Copy out the data exactly, leaving the pictures behind.

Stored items
=-=-=-=-=
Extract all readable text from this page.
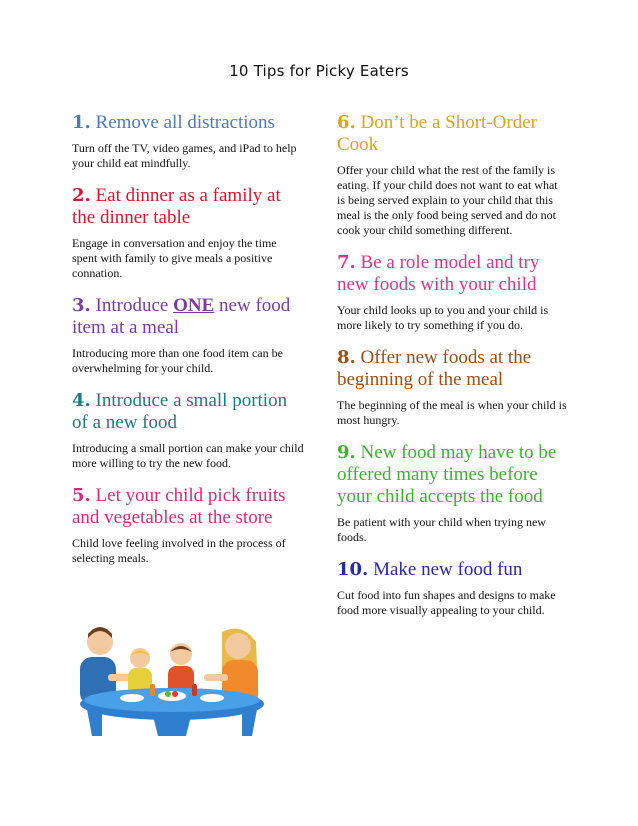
10 Tips for Picky Eaters
1. Remove all distractions

Turn off the TV, video games, and iPad to help your child eat mindfully.

2. Eat dinner as a family at the dinner table

Engage in conversation and enjoy the time spent with family to give meals a positive connation.

3. Introduce ONE new food item at a meal

Introducing more than one food item can be overwhelming for your child.

4. Introduce a small portion of a new food

Introducing a small portion can make your child more willing to try the new food.

5. Let your child pick fruits and vegetables at the store

Child love feeling involved in the process of selecting meals.

6. Don’t be a Short-Order Cook

Offer your child what the rest of the family is eating. If your child does not want to eat what is being served explain to your child that this meal is the only food being served and do not cook your child something different.

7. Be a role model and try new foods with your child

Your child looks up to you and your child is more likely to try something if you do.

8. Offer new foods at the beginning of the meal

The beginning of the meal is when your child is most hungry.

9. New food may have to be offered many times before your child accepts the food

Be patient with your child when trying new foods.

10. Make new food fun

Cut food into fun shapes and designs to make food more visually appealing to your child.
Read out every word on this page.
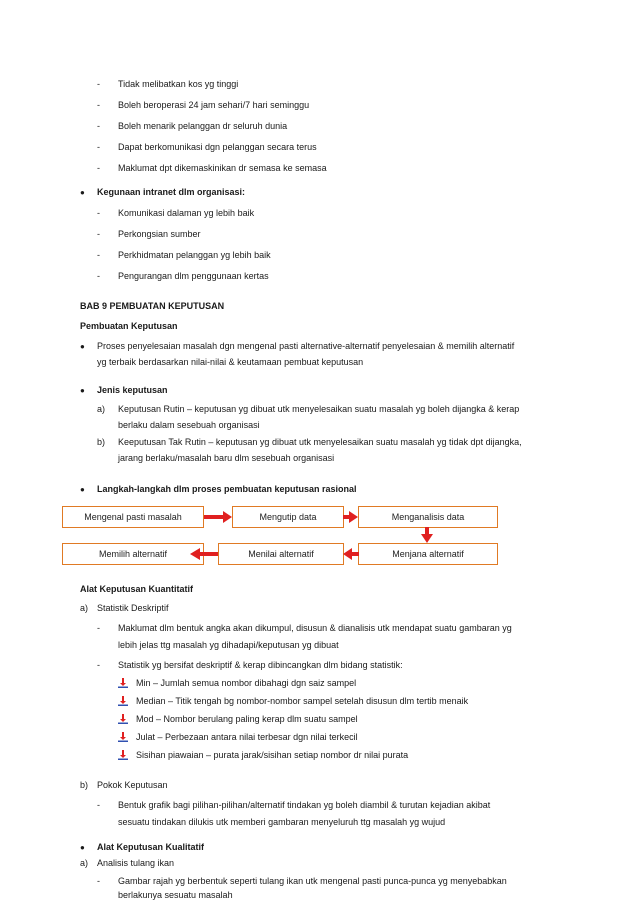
- Tidak melibatkan kos yg tinggi
- Boleh beroperasi 24 jam sehari/7 hari seminggu
- Boleh menarik pelanggan dr seluruh dunia
- Dapat berkomunikasi dgn pelanggan secara terus
- Maklumat dpt dikemaskinikan dr semasa ke semasa
● Kegunaan intranet dlm organisasi:
- Komunikasi dalaman yg lebih baik
- Perkongsian sumber
- Perkhidmatan pelanggan yg lebih baik
- Pengurangan dlm penggunaan kertas
BAB 9 PEMBUATAN KEPUTUSAN
Pembuatan Keputusan
● Proses penyelesaian masalah dgn mengenal pasti alternative-alternatif penyelesaian & memilih alternatif
yg terbaik berdasarkan nilai-nilai & keutamaan pembuat keputusan
● Jenis keputusan
a) Keputusan Rutin – keputusan yg dibuat utk menyelesaikan suatu masalah yg boleh dijangka & kerap
berlaku dalam sesebuah organisasi
b) Keeputusan Tak Rutin – keputusan yg dibuat utk menyelesaikan suatu masalah yg tidak dpt dijangka,
jarang berlaku/masalah baru dlm sesebuah organisasi
● Langkah-langkah dlm proses pembuatan keputusan rasional
Mengenal pasti masalah	Mengutip data	Menganalisis data
Menjana alternatif
Menilai alternatif
Memilih alternatif
Alat Keputusan Kuantitatif
a) Statistik Deskriptif
- Maklumat dlm bentuk angka akan dikumpul, disusun & dianalisis utk mendapat suatu gambaran yg
lebih jelas ttg masalah yg dihadapi/keputusan yg dibuat
- Statistik yg bersifat deskriptif & kerap dibincangkan dlm bidang statistik:
Min – Jumlah semua nombor dibahagi dgn saiz sampel
Median – Titik tengah bg nombor-nombor sampel setelah disusun dlm tertib menaik
Mod – Nombor berulang paling kerap dlm suatu sampel
Julat – Perbezaan antara nilai terbesar dgn nilai terkecil
Sisihan piawaian – purata jarak/sisihan setiap nombor dr nilai purata
b) Pokok Keputusan
- Bentuk grafik bagi pilihan-pilihan/alternatif tindakan yg boleh diambil & turutan kejadian akibat
sesuatu tindakan dilukis utk memberi gambaran menyeluruh ttg masalah yg wujud
● Alat Keputusan Kualitatif
a) Analisis tulang ikan
- Gambar rajah yg berbentuk seperti tulang ikan utk mengenal pasti punca-punca yg menyebabkan
berlakunya sesuatu masalah
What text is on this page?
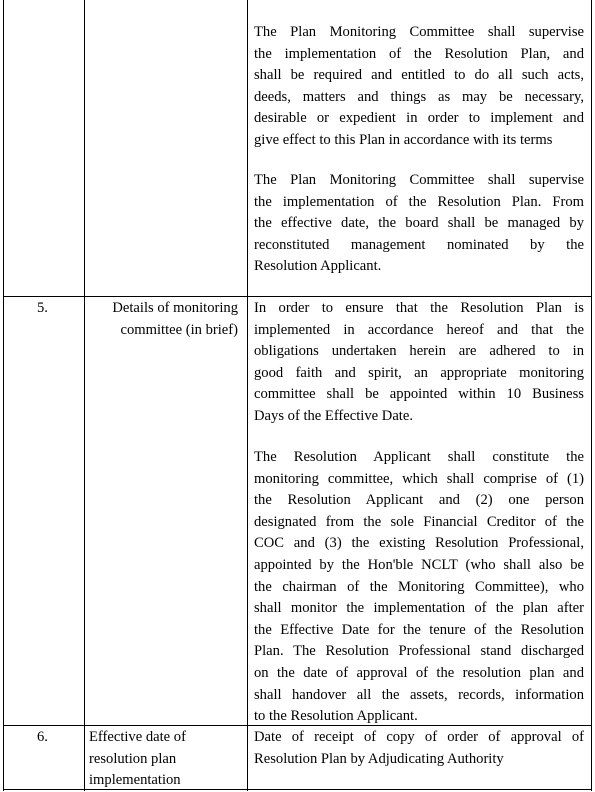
The Plan Monitoring Committee shall supervise
the implementation of the Resolution Plan, and
shall be required and entitled to do all such acts,
deeds, matters and things as may be necessary,
desirable or expedient in order to implement and
give effect to this Plan in accordance with its terms
The Plan Monitoring Committee shall supervise
the implementation of the Resolution Plan. From
the effective date, the board shall be managed by
reconstituted management nominated by the
Resolution Applicant.
5.	Details of monitoring
committee (in brief)
In order to ensure that the Resolution Plan is
implemented in accordance hereof and that the
obligations undertaken herein are adhered to in
good faith and spirit, an appropriate monitoring
committee shall be appointed within 10 Business
Days of the Effective Date.
The Resolution Applicant shall constitute the
monitoring committee, which shall comprise of (1)
the Resolution Applicant and (2) one person
designated from the sole Financial Creditor of the
COC and (3) the existing Resolution Professional,
appointed by the Hon'ble NCLT (who shall also be
the chairman of the Monitoring Committee), who
shall monitor the implementation of the plan after
the Effective Date for the tenure of the Resolution
Plan. The Resolution Professional stand discharged
on the date of approval of the resolution plan and
shall handover all the assets, records, information
to the Resolution Applicant.
6.	Effective date of
resolution plan
implementation
Date of receipt of copy of order of approval of
Resolution Plan by Adjudicating Authority
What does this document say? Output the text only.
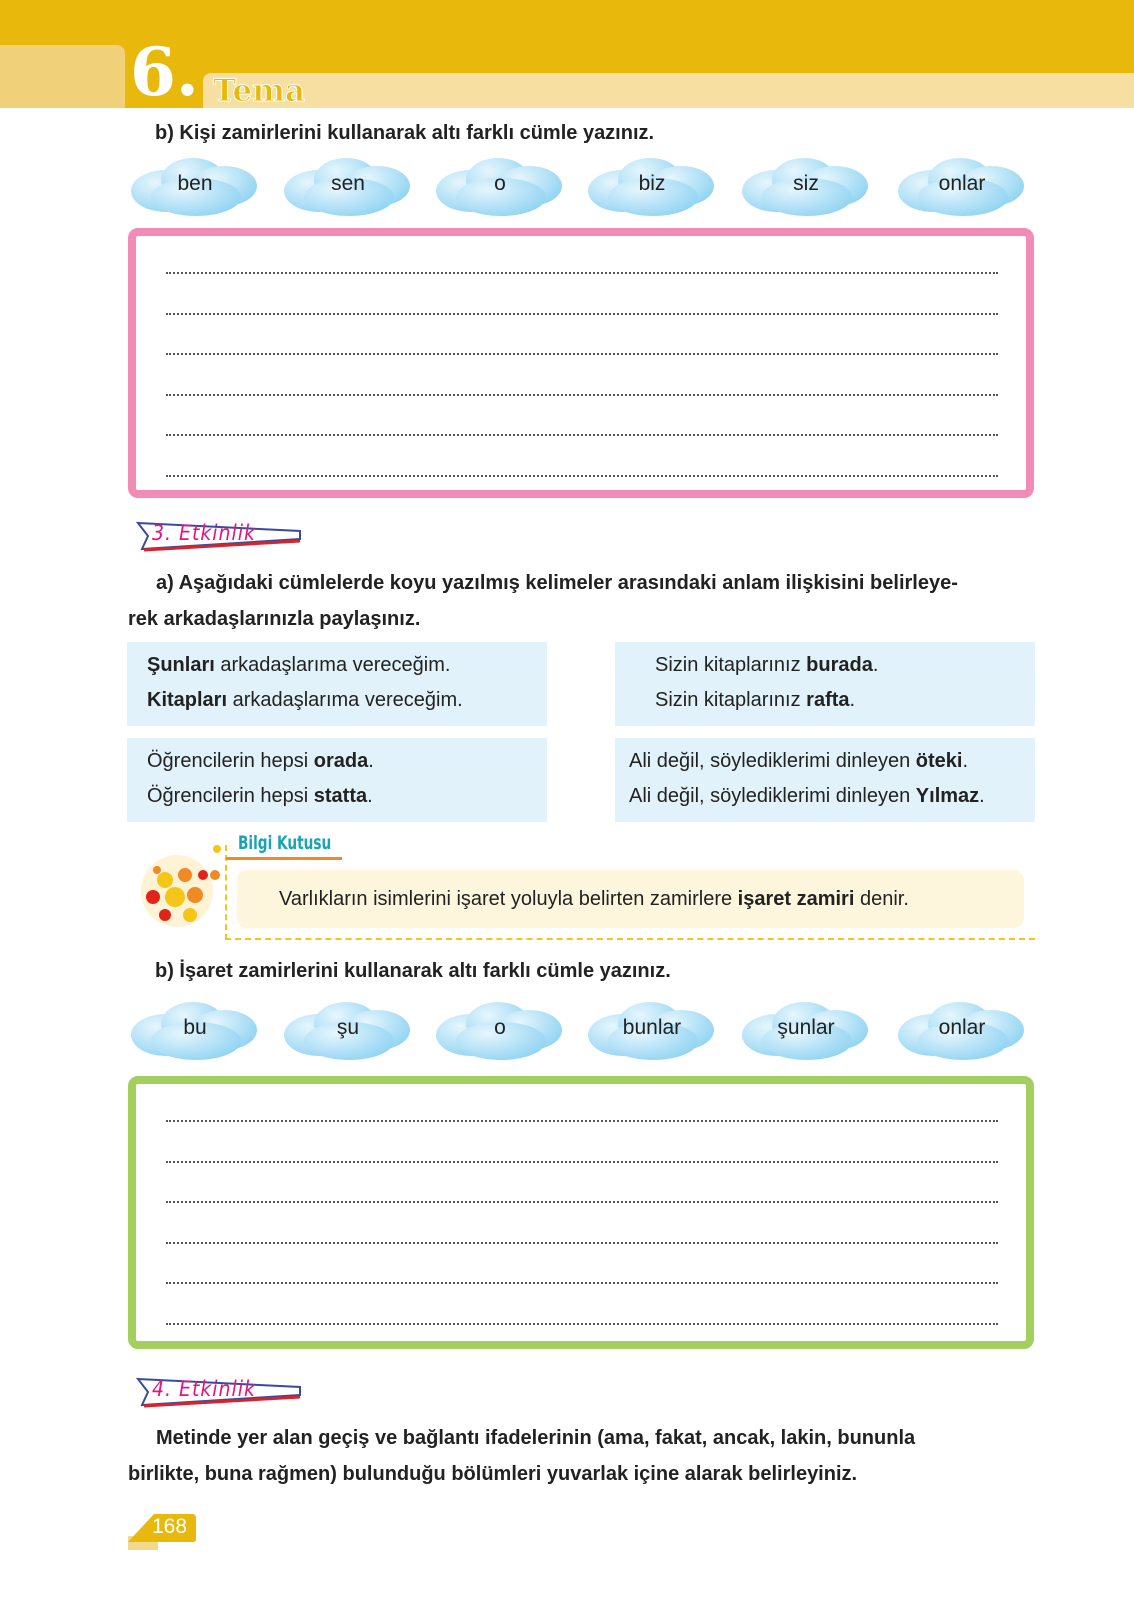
6. Tema
b) Kişi zamirlerini kullanarak altı farklı cümle yazınız.
ben	sen	o	biz	siz	onlar
3. Etkinlik

a) Aşağıdaki cümlelerde koyu yazılmış kelimeler arasındaki anlam ilişkisini belirleye-
rek arkadaşlarınızla paylaşınız.

Şunları arkadaşlarıma vereceğim.
Kitapları arkadaşlarıma vereceğim.
Sizin kitaplarınız burada.
Sizin kitaplarınız rafta.
Öğrencilerin hepsi orada.
Öğrencilerin hepsi statta.
Ali değil, söylediklerimi dinleyen öteki.
Ali değil, söylediklerimi dinleyen Yılmaz.
Bilgi Kutusu
Varlıkların isimlerini işaret yoluyla belirten zamirlere işaret zamiri denir.
b) İşaret zamirlerini kullanarak altı farklı cümle yazınız.
bu	şu	o	bunlar	şunlar	onlar
4. Etkinlik

Metinde yer alan geçiş ve bağlantı ifadelerinin (ama, fakat, ancak, lakin, bununla
birlikte, buna rağmen) bulunduğu bölümleri yuvarlak içine alarak belirleyiniz.

168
=-=-=-=-=
| Task output |
Extract all readable text from this page.
10 Tips for Picky Eaters
1. Remove all distractions

Turn off the TV, video games, and iPad to help your child eat mindfully.

2. Eat dinner as a family at the dinner table

Engage in conversation and enjoy the time spent with family to give meals a positive connation.

3. Introduce ONE new food item at a meal

Introducing more than one food item can be overwhelming for your child.

4. Introduce a small portion of a new food

Introducing a small portion can make your child more willing to try the new food.

5. Let your child pick fruits and vegetables at the store

Child love feeling involved in the process of selecting meals.

6. Don’t be a Short-Order Cook

Offer your child what the rest of the family is eating. If your child does not want to eat what is being served explain to your child that this meal is the only food being served and do not cook your child something different.

7. Be a role model and try new foods with your child

Your child looks up to you and your child is more likely to try something if you do.

8. Offer new foods at the beginning of the meal

The beginning of the meal is when your child is most hungry.

9. New food may have to be offered many times before your child accepts the food

Be patient with your child when trying new foods.

10. Make new food fun

Cut food into fun shapes and designs to make food more visually appealing to your child.
Read out every word on this page.
- Tidak melibatkan kos yg tinggi
- Boleh beroperasi 24 jam sehari/7 hari seminggu
- Boleh menarik pelanggan dr seluruh dunia
- Dapat berkomunikasi dgn pelanggan secara terus
- Maklumat dpt dikemaskinikan dr semasa ke semasa
● Kegunaan intranet dlm organisasi:
- Komunikasi dalaman yg lebih baik
- Perkongsian sumber
- Perkhidmatan pelanggan yg lebih baik
- Pengurangan dlm penggunaan kertas
BAB 9 PEMBUATAN KEPUTUSAN
Pembuatan Keputusan
● Proses penyelesaian masalah dgn mengenal pasti alternative-alternatif penyelesaian & memilih alternatif
yg terbaik berdasarkan nilai-nilai & keutamaan pembuat keputusan
● Jenis keputusan
a) Keputusan Rutin – keputusan yg dibuat utk menyelesaikan suatu masalah yg boleh dijangka & kerap
berlaku dalam sesebuah organisasi
b) Keeputusan Tak Rutin – keputusan yg dibuat utk menyelesaikan suatu masalah yg tidak dpt dijangka,
jarang berlaku/masalah baru dlm sesebuah organisasi
● Langkah-langkah dlm proses pembuatan keputusan rasional
Mengenal pasti masalah	Mengutip data	Menganalisis data
Menjana alternatif
Menilai alternatif
Memilih alternatif
Alat Keputusan Kuantitatif
a) Statistik Deskriptif
- Maklumat dlm bentuk angka akan dikumpul, disusun & dianalisis utk mendapat suatu gambaran yg
lebih jelas ttg masalah yg dihadapi/keputusan yg dibuat
- Statistik yg bersifat deskriptif & kerap dibincangkan dlm bidang statistik:
Min – Jumlah semua nombor dibahagi dgn saiz sampel
Median – Titik tengah bg nombor-nombor sampel setelah disusun dlm tertib menaik
Mod – Nombor berulang paling kerap dlm suatu sampel
Julat – Perbezaan antara nilai terbesar dgn nilai terkecil
Sisihan piawaian – purata jarak/sisihan setiap nombor dr nilai purata
b) Pokok Keputusan
- Bentuk grafik bagi pilihan-pilihan/alternatif tindakan yg boleh diambil & turutan kejadian akibat
sesuatu tindakan dilukis utk memberi gambaran menyeluruh ttg masalah yg wujud
● Alat Keputusan Kualitatif
a) Analisis tulang ikan
- Gambar rajah yg berbentuk seperti tulang ikan utk mengenal pasti punca-punca yg menyebabkan
berlakunya sesuatu masalah
What text is on this page?
The Plan Monitoring Committee shall supervise
the implementation of the Resolution Plan, and
shall be required and entitled to do all such acts,
deeds, matters and things as may be necessary,
desirable or expedient in order to implement and
give effect to this Plan in accordance with its terms
The Plan Monitoring Committee shall supervise
the implementation of the Resolution Plan. From
the effective date, the board shall be managed by
reconstituted management nominated by the
Resolution Applicant.
5.	Details of monitoring
committee (in brief)
In order to ensure that the Resolution Plan is
implemented in accordance hereof and that the
obligations undertaken herein are adhered to in
good faith and spirit, an appropriate monitoring
committee shall be appointed within 10 Business
Days of the Effective Date.
The Resolution Applicant shall constitute the
monitoring committee, which shall comprise of (1)
the Resolution Applicant and (2) one person
designated from the sole Financial Creditor of the
COC and (3) the existing Resolution Professional,
appointed by the Hon'ble NCLT (who shall also be
the chairman of the Monitoring Committee), who
shall monitor the implementation of the plan after
the Effective Date for the tenure of the Resolution
Plan. The Resolution Professional stand discharged
on the date of approval of the resolution plan and
shall handover all the assets, records, information
to the Resolution Applicant.
6.	Effective date of
resolution plan
implementation
Date of receipt of copy of order of approval of
Resolution Plan by Adjudicating Authority
What does this document say? Output the text only.
6. Tema
b) Kişi zamirlerini kullanarak altı farklı cümle yazınız.
ben	sen	o	biz	siz	onlar
3. Etkinlik

a) Aşağıdaki cümlelerde koyu yazılmış kelimeler arasındaki anlam ilişkisini belirleye-
rek arkadaşlarınızla paylaşınız.

Şunları arkadaşlarıma vereceğim.
Kitapları arkadaşlarıma vereceğim.
Sizin kitaplarınız burada.
Sizin kitaplarınız rafta.
Öğrencilerin hepsi orada.
Öğrencilerin hepsi statta.
Ali değil, söylediklerimi dinleyen öteki.
Ali değil, söylediklerimi dinleyen Yılmaz.
Bilgi Kutusu
Varlıkların isimlerini işaret yoluyla belirten zamirlere işaret zamiri denir.
b) İşaret zamirlerini kullanarak altı farklı cümle yazınız.
bu	şu	o	bunlar	şunlar	onlar
4. Etkinlik

Metinde yer alan geçiş ve bağlantı ifadelerinin (ama, fakat, ancak, lakin, bununla
birlikte, buna rağmen) bulunduğu bölümleri yuvarlak içine alarak belirleyiniz.

168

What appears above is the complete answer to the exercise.